Data records
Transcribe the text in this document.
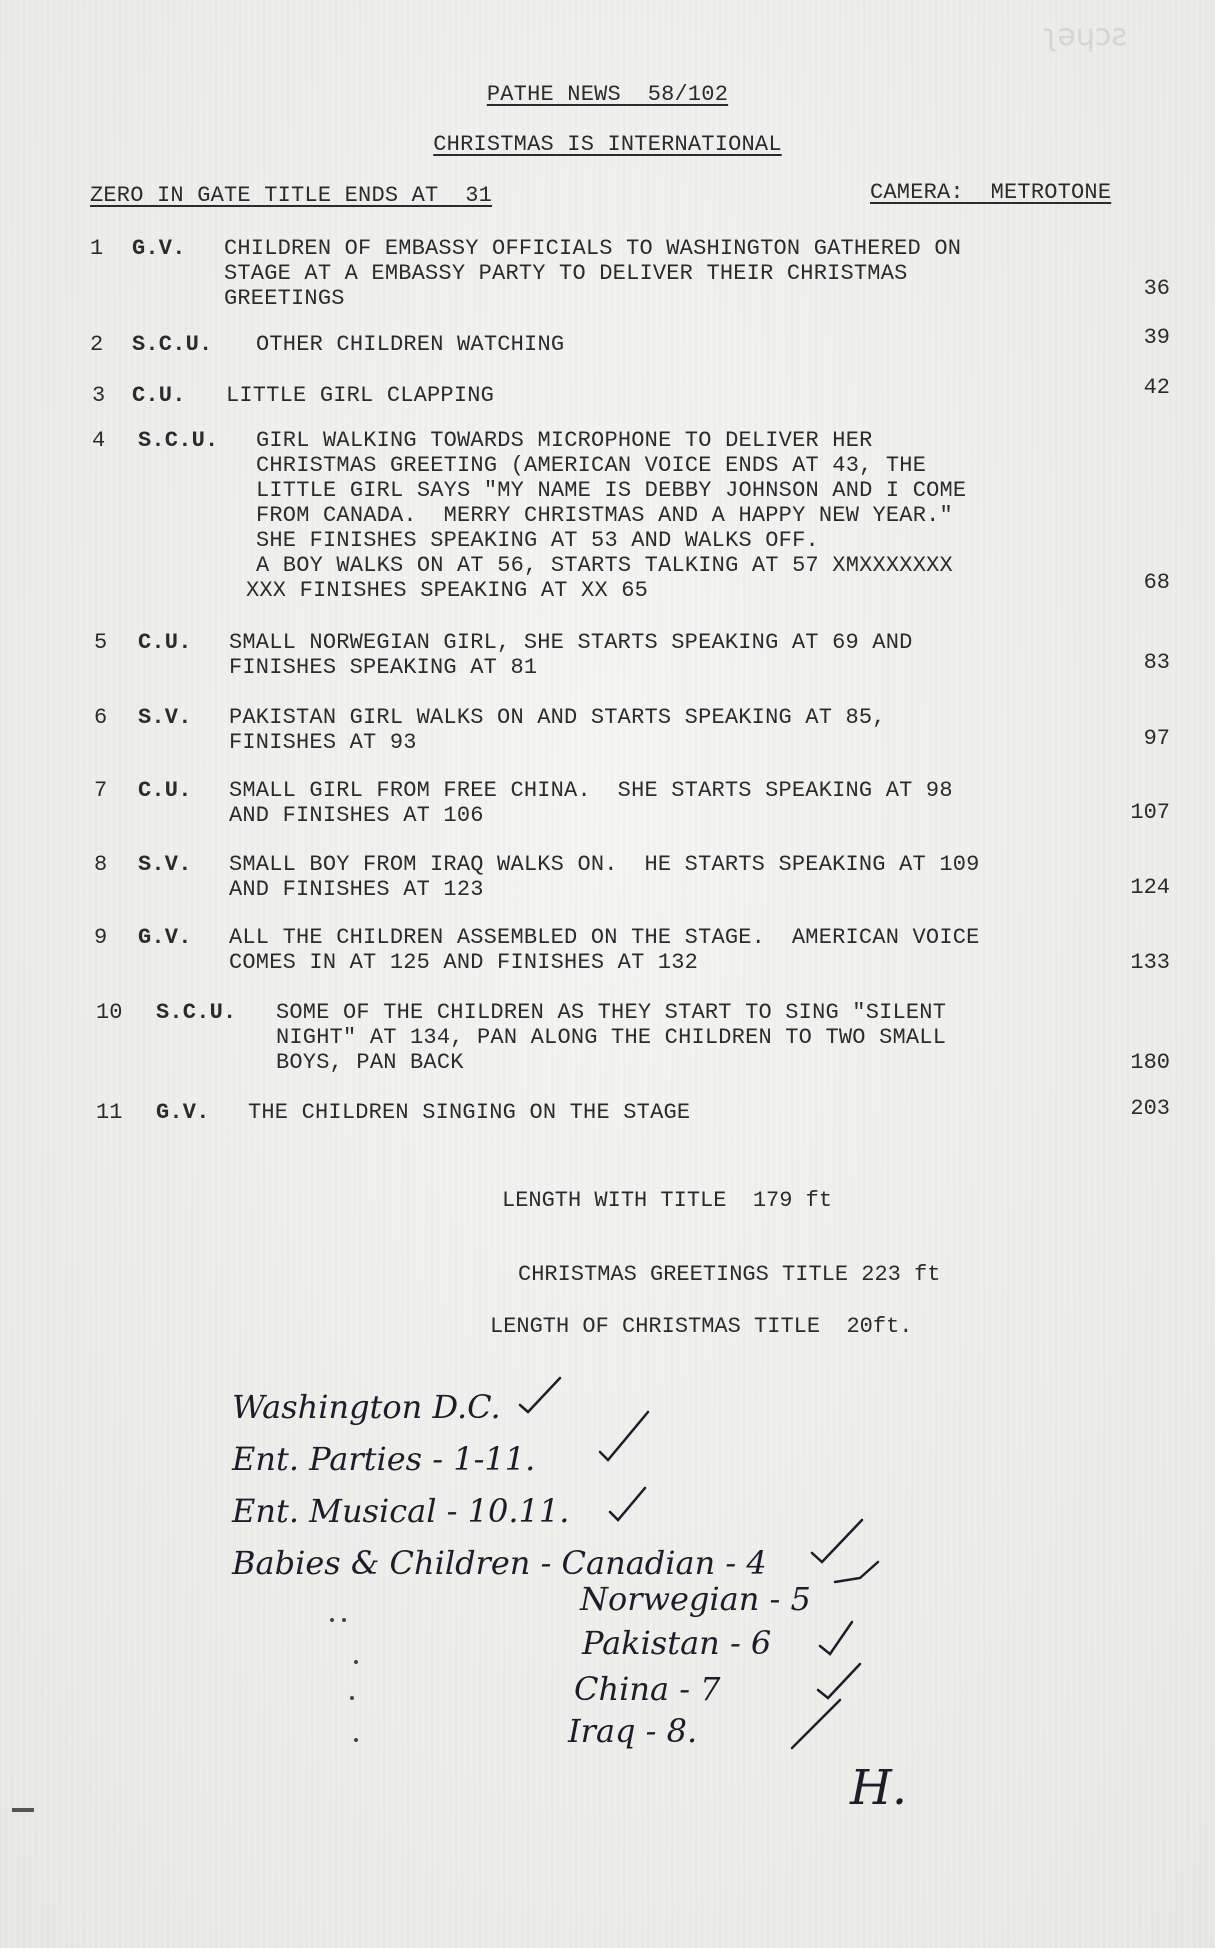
ʅǝɥɔƨ
PATHE NEWS  58/102
CHRISTMAS IS INTERNATIONAL
ZERO IN GATE TITLE ENDS AT  31	CAMERA:  METROTONE
1 G.V. CHILDREN OF EMBASSY OFFICIALS TO WASHINGTON GATHERED ON
STAGE AT A EMBASSY PARTY TO DELIVER THEIR CHRISTMAS
GREETINGS	36
2 S.C.U. OTHER CHILDREN WATCHING	39
3 C.U. LITTLE GIRL CLAPPING	42
4 S.C.U. GIRL WALKING TOWARDS MICROPHONE TO DELIVER HER
CHRISTMAS GREETING (AMERICAN VOICE ENDS AT 43, THE
LITTLE GIRL SAYS "MY NAME IS DEBBY JOHNSON AND I COME
FROM CANADA.  MERRY CHRISTMAS AND A HAPPY NEW YEAR."
SHE FINISHES SPEAKING AT 53 AND WALKS OFF.
A BOY WALKS ON AT 56, STARTS TALKING AT 57 XMXXXXXXX
XXX FINISHES SPEAKING AT XX 65	68
5 C.U. SMALL NORWEGIAN GIRL, SHE STARTS SPEAKING AT 69 AND
FINISHES SPEAKING AT 81	83
6 S.V. PAKISTAN GIRL WALKS ON AND STARTS SPEAKING AT 85,
FINISHES AT 93	97
7 C.U. SMALL GIRL FROM FREE CHINA.  SHE STARTS SPEAKING AT 98
AND FINISHES AT 106	107
8 S.V. SMALL BOY FROM IRAQ WALKS ON.  HE STARTS SPEAKING AT 109
AND FINISHES AT 123	124
9 G.V. ALL THE CHILDREN ASSEMBLED ON THE STAGE.  AMERICAN VOICE
COMES IN AT 125 AND FINISHES AT 132	133
10 S.C.U. SOME OF THE CHILDREN AS THEY START TO SING "SILENT
NIGHT" AT 134, PAN ALONG THE CHILDREN TO TWO SMALL
BOYS, PAN BACK	180
11 G.V. THE CHILDREN SINGING ON THE STAGE	203
LENGTH WITH TITLE  179 ft
CHRISTMAS GREETINGS TITLE 223 ft
LENGTH OF CHRISTMAS TITLE  20ft.
Washington D.C.
Ent. Parties - 1-11.
Ent. Musical - 10.11.
Babies & Children - Canadian - 4
Norwegian - 5
Pakistan - 6
China - 7
Iraq - 8.
H.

What you have to do: Without the pictures, transcribe the listing above exactly.

Exercise response:
Transcribe the text in this document.
ʅǝɥɔƨ
PATHE NEWS  58/102
CHRISTMAS IS INTERNATIONAL
ZERO IN GATE TITLE ENDS AT  31	CAMERA:  METROTONE
1 G.V. CHILDREN OF EMBASSY OFFICIALS TO WASHINGTON GATHERED ON
STAGE AT A EMBASSY PARTY TO DELIVER THEIR CHRISTMAS
GREETINGS	36
2 S.C.U. OTHER CHILDREN WATCHING	39
3 C.U. LITTLE GIRL CLAPPING	42
4 S.C.U. GIRL WALKING TOWARDS MICROPHONE TO DELIVER HER
CHRISTMAS GREETING (AMERICAN VOICE ENDS AT 43, THE
LITTLE GIRL SAYS "MY NAME IS DEBBY JOHNSON AND I COME
FROM CANADA.  MERRY CHRISTMAS AND A HAPPY NEW YEAR."
SHE FINISHES SPEAKING AT 53 AND WALKS OFF.
A BOY WALKS ON AT 56, STARTS TALKING AT 57 XMXXXXXXX
XXX FINISHES SPEAKING AT XX 65	68
5 C.U. SMALL NORWEGIAN GIRL, SHE STARTS SPEAKING AT 69 AND
FINISHES SPEAKING AT 81	83
6 S.V. PAKISTAN GIRL WALKS ON AND STARTS SPEAKING AT 85,
FINISHES AT 93	97
7 C.U. SMALL GIRL FROM FREE CHINA.  SHE STARTS SPEAKING AT 98
AND FINISHES AT 106	107
8 S.V. SMALL BOY FROM IRAQ WALKS ON.  HE STARTS SPEAKING AT 109
AND FINISHES AT 123	124
9 G.V. ALL THE CHILDREN ASSEMBLED ON THE STAGE.  AMERICAN VOICE
COMES IN AT 125 AND FINISHES AT 132	133
10 S.C.U. SOME OF THE CHILDREN AS THEY START TO SING "SILENT
NIGHT" AT 134, PAN ALONG THE CHILDREN TO TWO SMALL
BOYS, PAN BACK	180
11 G.V. THE CHILDREN SINGING ON THE STAGE	203
LENGTH WITH TITLE  179 ft
CHRISTMAS GREETINGS TITLE 223 ft
LENGTH OF CHRISTMAS TITLE  20ft.
Washington D.C.
Ent. Parties - 1-11.
Ent. Musical - 10.11.
Babies & Children - Canadian - 4
Norwegian - 5
Pakistan - 6
China - 7
Iraq - 8.
H.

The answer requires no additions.